_TASK DETAILS_
Set down all of the data exactly as it appears.

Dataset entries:
--------------------------------

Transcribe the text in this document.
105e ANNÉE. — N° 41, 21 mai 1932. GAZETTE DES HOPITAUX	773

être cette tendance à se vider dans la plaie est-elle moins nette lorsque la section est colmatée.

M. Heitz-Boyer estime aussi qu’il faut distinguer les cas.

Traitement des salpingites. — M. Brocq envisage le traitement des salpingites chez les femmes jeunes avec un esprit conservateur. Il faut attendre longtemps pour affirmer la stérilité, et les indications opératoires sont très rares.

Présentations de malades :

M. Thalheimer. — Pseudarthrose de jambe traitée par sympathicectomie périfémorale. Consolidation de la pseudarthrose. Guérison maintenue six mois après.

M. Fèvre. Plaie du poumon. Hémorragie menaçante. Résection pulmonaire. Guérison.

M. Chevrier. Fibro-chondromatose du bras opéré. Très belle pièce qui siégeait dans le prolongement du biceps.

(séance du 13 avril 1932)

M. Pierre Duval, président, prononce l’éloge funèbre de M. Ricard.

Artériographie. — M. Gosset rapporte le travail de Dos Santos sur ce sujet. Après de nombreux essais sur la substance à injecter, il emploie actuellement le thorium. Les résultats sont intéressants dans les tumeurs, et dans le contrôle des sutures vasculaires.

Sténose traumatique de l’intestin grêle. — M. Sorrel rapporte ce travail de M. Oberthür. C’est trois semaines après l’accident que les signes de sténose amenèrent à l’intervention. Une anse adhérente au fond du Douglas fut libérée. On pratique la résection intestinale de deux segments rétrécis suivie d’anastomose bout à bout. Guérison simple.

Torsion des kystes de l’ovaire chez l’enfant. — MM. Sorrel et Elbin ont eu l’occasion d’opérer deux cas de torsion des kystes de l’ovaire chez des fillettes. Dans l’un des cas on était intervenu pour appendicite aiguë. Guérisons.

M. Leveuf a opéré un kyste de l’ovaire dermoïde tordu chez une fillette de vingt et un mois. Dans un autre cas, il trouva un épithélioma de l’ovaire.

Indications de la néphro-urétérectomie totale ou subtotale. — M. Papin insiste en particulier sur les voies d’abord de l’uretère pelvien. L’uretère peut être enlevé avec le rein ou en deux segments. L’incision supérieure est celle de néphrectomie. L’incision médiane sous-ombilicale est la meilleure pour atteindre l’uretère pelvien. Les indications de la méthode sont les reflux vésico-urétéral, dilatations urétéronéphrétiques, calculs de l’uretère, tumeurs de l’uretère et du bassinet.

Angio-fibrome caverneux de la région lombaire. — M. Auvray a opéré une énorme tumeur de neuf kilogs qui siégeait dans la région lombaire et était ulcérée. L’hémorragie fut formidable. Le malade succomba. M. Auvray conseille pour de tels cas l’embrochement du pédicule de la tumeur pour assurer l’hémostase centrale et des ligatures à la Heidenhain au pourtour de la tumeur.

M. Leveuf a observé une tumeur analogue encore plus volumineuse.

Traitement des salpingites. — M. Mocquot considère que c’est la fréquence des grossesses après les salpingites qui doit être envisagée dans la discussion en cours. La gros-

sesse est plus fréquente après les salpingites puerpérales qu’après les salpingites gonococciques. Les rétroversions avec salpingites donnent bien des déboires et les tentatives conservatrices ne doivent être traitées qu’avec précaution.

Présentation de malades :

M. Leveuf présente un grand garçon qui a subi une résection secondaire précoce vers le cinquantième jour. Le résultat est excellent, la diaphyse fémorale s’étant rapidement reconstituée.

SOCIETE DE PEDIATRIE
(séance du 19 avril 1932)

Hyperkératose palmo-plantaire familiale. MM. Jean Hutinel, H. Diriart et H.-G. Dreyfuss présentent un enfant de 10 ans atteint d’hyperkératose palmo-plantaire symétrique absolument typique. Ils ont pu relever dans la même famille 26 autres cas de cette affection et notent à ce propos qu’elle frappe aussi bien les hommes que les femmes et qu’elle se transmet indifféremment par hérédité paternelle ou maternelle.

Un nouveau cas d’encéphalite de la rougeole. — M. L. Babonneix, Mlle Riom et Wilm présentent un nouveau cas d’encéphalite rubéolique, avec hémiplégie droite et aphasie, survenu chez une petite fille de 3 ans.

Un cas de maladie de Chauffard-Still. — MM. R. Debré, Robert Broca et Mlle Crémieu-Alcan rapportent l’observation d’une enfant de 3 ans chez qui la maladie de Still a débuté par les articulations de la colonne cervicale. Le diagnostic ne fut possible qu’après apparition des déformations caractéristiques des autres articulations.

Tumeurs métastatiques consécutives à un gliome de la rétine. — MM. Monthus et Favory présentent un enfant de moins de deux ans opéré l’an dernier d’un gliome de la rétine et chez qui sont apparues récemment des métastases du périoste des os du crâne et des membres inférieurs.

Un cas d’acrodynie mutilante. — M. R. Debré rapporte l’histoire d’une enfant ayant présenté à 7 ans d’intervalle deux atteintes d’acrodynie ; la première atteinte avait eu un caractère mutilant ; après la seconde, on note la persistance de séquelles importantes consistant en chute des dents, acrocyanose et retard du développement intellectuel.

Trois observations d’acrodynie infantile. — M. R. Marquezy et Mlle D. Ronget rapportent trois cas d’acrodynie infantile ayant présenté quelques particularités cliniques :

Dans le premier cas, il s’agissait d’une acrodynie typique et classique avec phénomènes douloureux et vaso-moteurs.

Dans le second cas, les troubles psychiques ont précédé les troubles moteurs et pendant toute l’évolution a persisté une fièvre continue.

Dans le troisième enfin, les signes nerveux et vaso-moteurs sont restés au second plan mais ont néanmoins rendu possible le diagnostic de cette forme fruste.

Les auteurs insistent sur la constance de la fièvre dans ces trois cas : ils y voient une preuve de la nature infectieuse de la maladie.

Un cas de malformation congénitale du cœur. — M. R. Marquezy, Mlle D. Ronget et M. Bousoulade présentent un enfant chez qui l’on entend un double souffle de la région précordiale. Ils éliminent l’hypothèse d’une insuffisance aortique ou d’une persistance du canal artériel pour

--------------------------------

_RESULT OF THIS TASK_
Transcribe the text in this document.
105e ANNÉE. — N° 41, 21 mai 1932. GAZETTE DES HOPITAUX	773

être cette tendance à se vider dans la plaie est-elle moins nette lorsque la section est colmatée.

M. Heitz-Boyer estime aussi qu’il faut distinguer les cas.

Traitement des salpingites. — M. Brocq envisage le traitement des salpingites chez les femmes jeunes avec un esprit conservateur. Il faut attendre longtemps pour affirmer la stérilité, et les indications opératoires sont très rares.

Présentations de malades :

M. Thalheimer. — Pseudarthrose de jambe traitée par sympathicectomie périfémorale. Consolidation de la pseudarthrose. Guérison maintenue six mois après.

M. Fèvre. Plaie du poumon. Hémorragie menaçante. Résection pulmonaire. Guérison.

M. Chevrier. Fibro-chondromatose du bras opéré. Très belle pièce qui siégeait dans le prolongement du biceps.

(séance du 13 avril 1932)

M. Pierre Duval, président, prononce l’éloge funèbre de M. Ricard.

Artériographie. — M. Gosset rapporte le travail de Dos Santos sur ce sujet. Après de nombreux essais sur la substance à injecter, il emploie actuellement le thorium. Les résultats sont intéressants dans les tumeurs, et dans le contrôle des sutures vasculaires.

Sténose traumatique de l’intestin grêle. — M. Sorrel rapporte ce travail de M. Oberthür. C’est trois semaines après l’accident que les signes de sténose amenèrent à l’intervention. Une anse adhérente au fond du Douglas fut libérée. On pratique la résection intestinale de deux segments rétrécis suivie d’anastomose bout à bout. Guérison simple.

Torsion des kystes de l’ovaire chez l’enfant. — MM. Sorrel et Elbin ont eu l’occasion d’opérer deux cas de torsion des kystes de l’ovaire chez des fillettes. Dans l’un des cas on était intervenu pour appendicite aiguë. Guérisons.

M. Leveuf a opéré un kyste de l’ovaire dermoïde tordu chez une fillette de vingt et un mois. Dans un autre cas, il trouva un épithélioma de l’ovaire.

Indications de la néphro-urétérectomie totale ou subtotale. — M. Papin insiste en particulier sur les voies d’abord de l’uretère pelvien. L’uretère peut être enlevé avec le rein ou en deux segments. L’incision supérieure est celle de néphrectomie. L’incision médiane sous-ombilicale est la meilleure pour atteindre l’uretère pelvien. Les indications de la méthode sont les reflux vésico-urétéral, dilatations urétéronéphrétiques, calculs de l’uretère, tumeurs de l’uretère et du bassinet.

Angio-fibrome caverneux de la région lombaire. — M. Auvray a opéré une énorme tumeur de neuf kilogs qui siégeait dans la région lombaire et était ulcérée. L’hémorragie fut formidable. Le malade succomba. M. Auvray conseille pour de tels cas l’embrochement du pédicule de la tumeur pour assurer l’hémostase centrale et des ligatures à la Heidenhain au pourtour de la tumeur.

M. Leveuf a observé une tumeur analogue encore plus volumineuse.

Traitement des salpingites. — M. Mocquot considère que c’est la fréquence des grossesses après les salpingites qui doit être envisagée dans la discussion en cours. La gros-

sesse est plus fréquente après les salpingites puerpérales qu’après les salpingites gonococciques. Les rétroversions avec salpingites donnent bien des déboires et les tentatives conservatrices ne doivent être traitées qu’avec précaution.

Présentation de malades :

M. Leveuf présente un grand garçon qui a subi une résection secondaire précoce vers le cinquantième jour. Le résultat est excellent, la diaphyse fémorale s’étant rapidement reconstituée.

SOCIETE DE PEDIATRIE
(séance du 19 avril 1932)

Hyperkératose palmo-plantaire familiale. MM. Jean Hutinel, H. Diriart et H.-G. Dreyfuss présentent un enfant de 10 ans atteint d’hyperkératose palmo-plantaire symétrique absolument typique. Ils ont pu relever dans la même famille 26 autres cas de cette affection et notent à ce propos qu’elle frappe aussi bien les hommes que les femmes et qu’elle se transmet indifféremment par hérédité paternelle ou maternelle.

Un nouveau cas d’encéphalite de la rougeole. — M. L. Babonneix, Mlle Riom et Wilm présentent un nouveau cas d’encéphalite rubéolique, avec hémiplégie droite et aphasie, survenu chez une petite fille de 3 ans.

Un cas de maladie de Chauffard-Still. — MM. R. Debré, Robert Broca et Mlle Crémieu-Alcan rapportent l’observation d’une enfant de 3 ans chez qui la maladie de Still a débuté par les articulations de la colonne cervicale. Le diagnostic ne fut possible qu’après apparition des déformations caractéristiques des autres articulations.

Tumeurs métastatiques consécutives à un gliome de la rétine. — MM. Monthus et Favory présentent un enfant de moins de deux ans opéré l’an dernier d’un gliome de la rétine et chez qui sont apparues récemment des métastases du périoste des os du crâne et des membres inférieurs.

Un cas d’acrodynie mutilante. — M. R. Debré rapporte l’histoire d’une enfant ayant présenté à 7 ans d’intervalle deux atteintes d’acrodynie ; la première atteinte avait eu un caractère mutilant ; après la seconde, on note la persistance de séquelles importantes consistant en chute des dents, acrocyanose et retard du développement intellectuel.

Trois observations d’acrodynie infantile. — M. R. Marquezy et Mlle D. Ronget rapportent trois cas d’acrodynie infantile ayant présenté quelques particularités cliniques :

Dans le premier cas, il s’agissait d’une acrodynie typique et classique avec phénomènes douloureux et vaso-moteurs.

Dans le second cas, les troubles psychiques ont précédé les troubles moteurs et pendant toute l’évolution a persisté une fièvre continue.

Dans le troisième enfin, les signes nerveux et vaso-moteurs sont restés au second plan mais ont néanmoins rendu possible le diagnostic de cette forme fruste.

Les auteurs insistent sur la constance de la fièvre dans ces trois cas : ils y voient une preuve de la nature infectieuse de la maladie.

Un cas de malformation congénitale du cœur. — M. R. Marquezy, Mlle D. Ronget et M. Bousoulade présentent un enfant chez qui l’on entend un double souffle de la région précordiale. Ils éliminent l’hypothèse d’une insuffisance aortique ou d’une persistance du canal artériel pour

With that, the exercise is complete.